- WHAT TO WORK ON: Transcribe every entry word for word. Skip the pictures.

- INFORMATION SUPPLIED:

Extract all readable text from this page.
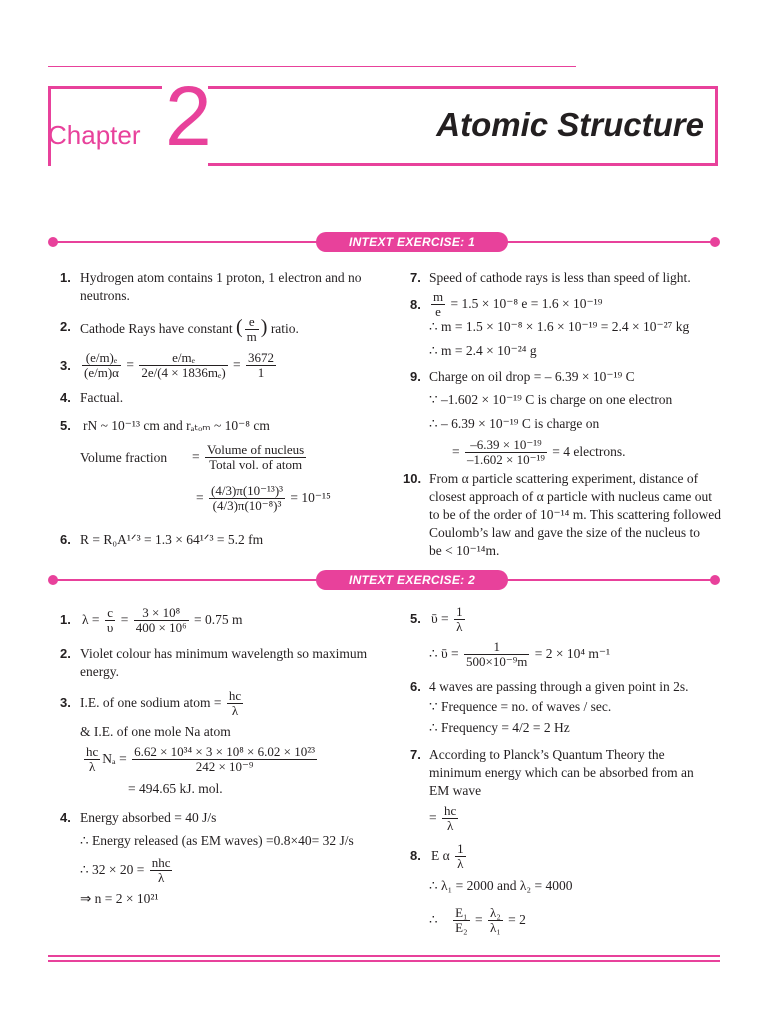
Chapter 2	Atomic Structure
INTEXT EXERCISE: 1
1. Hydrogen atom contains 1 proton, 1 electron and no
neutrons.
2. Cathode Rays have constant ( $\frac{e}{m}$ ) ratio.
3. $\frac{\text{(e/m)ₑ}}{(e/m)\alpha} = \frac{\text{e/mₑ}}{\text{2e/(4 × 1836mₑ)}} = \frac{3672}{1}$
4. Factual.
5. rN ~ 10⁻¹³ cm and rₐₜₒₘ ~ 10⁻⁸ cm
Volume fraction = $\frac{\text{Volume of nucleus}}{\text{Total vol. of atom}}$
= $\frac{\text{(4/3)π(10⁻¹³)³}}{\text{(4/3)π(10⁻⁸)³}} = 10^{-15}$
6. R = R₀A¹ᐟ³ = 1.3 × 64¹ᐟ³ = 5.2 fm
7. Speed of cathode rays is less than speed of light.
8. $\frac{m}{e} = 1.5 \times 10^{-8}$ e = 1.6 × 10⁻¹⁹
∴ m = 1.5 × 10⁻⁸ × 1.6 × 10⁻¹⁹ = 2.4 × 10⁻²⁷ kg
∴ m = 2.4 × 10⁻²⁴ g
9. Charge on oil drop = – 6.39 × 10⁻¹⁹ C
∵ –1.602 × 10⁻¹⁹ C is charge on one electron
∴ – 6.39 × 10⁻¹⁹ C is charge on
= $\frac{\text{–6.39 × 10⁻¹⁹}}{\text{–1.602 × 10⁻¹⁹}} = 4$ electrons.
10. From α particle scattering experiment, distance of
closest approach of α particle with nucleus came out
to be of the order of 10⁻¹⁴ m. This scattering followed
Coulomb’s law and gave the size of the nucleus to
be < 10⁻¹⁴m.
INTEXT EXERCISE: 2
1. $\lambda = \frac{c}{\upsilon} = \frac{\text{3 × 10⁸}}{\text{400 × 10⁶}} = 0.75$ m
2. Violet colour has minimum wavelength so maximum
energy.
3. I.E. of one sodium atom = $\frac{hc}{\lambda}$
& I.E. of one mole Na atom
$\frac{hc}{\lambda}$ $N_a = \frac{\text{6.62 × 10³⁴ × 3 × 10⁸ × 6.02 × 10²³}}{\text{242 × 10⁻⁹}}$
= 494.65 kJ. mol.
4. Energy absorbed = 40 J/s
∴ Energy released (as EM waves) =0.8×40= 32 J/s
∴ $32 \times 20 = \frac{\text{nhc}}{\lambda}$
⇒ n = 2 × 10²¹
5. ῡ = $\frac{1}{\lambda}$
∴ ῡ = $\frac{1}{\text{500×10⁻⁹m}} = 2 \times 10^4$ m⁻¹
6. 4 waves are passing through a given point in 2s.
∵ Frequence = no. of waves / sec.
∴ Frequency = 4/2 = 2 Hz
7. According to Planck’s Quantum Theory the
minimum energy which can be absorbed from an
EM wave
= $\frac{hc}{\lambda}$
8. E α $\frac{1}{\lambda}$
∴ λ₁ = 2000 and λ₂ = 4000
∴ $\frac{\text{E₁}}{\text{E₂}} = \frac{\text{λ₂}}{\text{λ₁}} = 2$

- FINISHED EXERCISE:
Extract all readable text from this page.
Chapter 2	Atomic Structure
INTEXT EXERCISE: 1
1. Hydrogen atom contains 1 proton, 1 electron and no
neutrons.
2. Cathode Rays have constant ( $\frac{e}{m}$ ) ratio.
3. $\frac{\text{(e/m)ₑ}}{(e/m)\alpha} = \frac{\text{e/mₑ}}{\text{2e/(4 × 1836mₑ)}} = \frac{3672}{1}$
4. Factual.
5. rN ~ 10⁻¹³ cm and rₐₜₒₘ ~ 10⁻⁸ cm
Volume fraction = $\frac{\text{Volume of nucleus}}{\text{Total vol. of atom}}$
= $\frac{\text{(4/3)π(10⁻¹³)³}}{\text{(4/3)π(10⁻⁸)³}} = 10^{-15}$
6. R = R₀A¹ᐟ³ = 1.3 × 64¹ᐟ³ = 5.2 fm
7. Speed of cathode rays is less than speed of light.
8. $\frac{m}{e} = 1.5 \times 10^{-8}$ e = 1.6 × 10⁻¹⁹
∴ m = 1.5 × 10⁻⁸ × 1.6 × 10⁻¹⁹ = 2.4 × 10⁻²⁷ kg
∴ m = 2.4 × 10⁻²⁴ g
9. Charge on oil drop = – 6.39 × 10⁻¹⁹ C
∵ –1.602 × 10⁻¹⁹ C is charge on one electron
∴ – 6.39 × 10⁻¹⁹ C is charge on
= $\frac{\text{–6.39 × 10⁻¹⁹}}{\text{–1.602 × 10⁻¹⁹}} = 4$ electrons.
10. From α particle scattering experiment, distance of
closest approach of α particle with nucleus came out
to be of the order of 10⁻¹⁴ m. This scattering followed
Coulomb’s law and gave the size of the nucleus to
be < 10⁻¹⁴m.
INTEXT EXERCISE: 2
1. $\lambda = \frac{c}{\upsilon} = \frac{\text{3 × 10⁸}}{\text{400 × 10⁶}} = 0.75$ m
2. Violet colour has minimum wavelength so maximum
energy.
3. I.E. of one sodium atom = $\frac{hc}{\lambda}$
& I.E. of one mole Na atom
$\frac{hc}{\lambda}$ $N_a = \frac{\text{6.62 × 10³⁴ × 3 × 10⁸ × 6.02 × 10²³}}{\text{242 × 10⁻⁹}}$
= 494.65 kJ. mol.
4. Energy absorbed = 40 J/s
∴ Energy released (as EM waves) =0.8×40= 32 J/s
∴ $32 \times 20 = \frac{\text{nhc}}{\lambda}$
⇒ n = 2 × 10²¹
5. ῡ = $\frac{1}{\lambda}$
∴ ῡ = $\frac{1}{\text{500×10⁻⁹m}} = 2 \times 10^4$ m⁻¹
6. 4 waves are passing through a given point in 2s.
∵ Frequence = no. of waves / sec.
∴ Frequency = 4/2 = 2 Hz
7. According to Planck’s Quantum Theory the
minimum energy which can be absorbed from an
EM wave
= $\frac{hc}{\lambda}$
8. E α $\frac{1}{\lambda}$
∴ λ₁ = 2000 and λ₂ = 4000
∴ $\frac{\text{E₁}}{\text{E₂}} = \frac{\text{λ₂}}{\text{λ₁}} = 2$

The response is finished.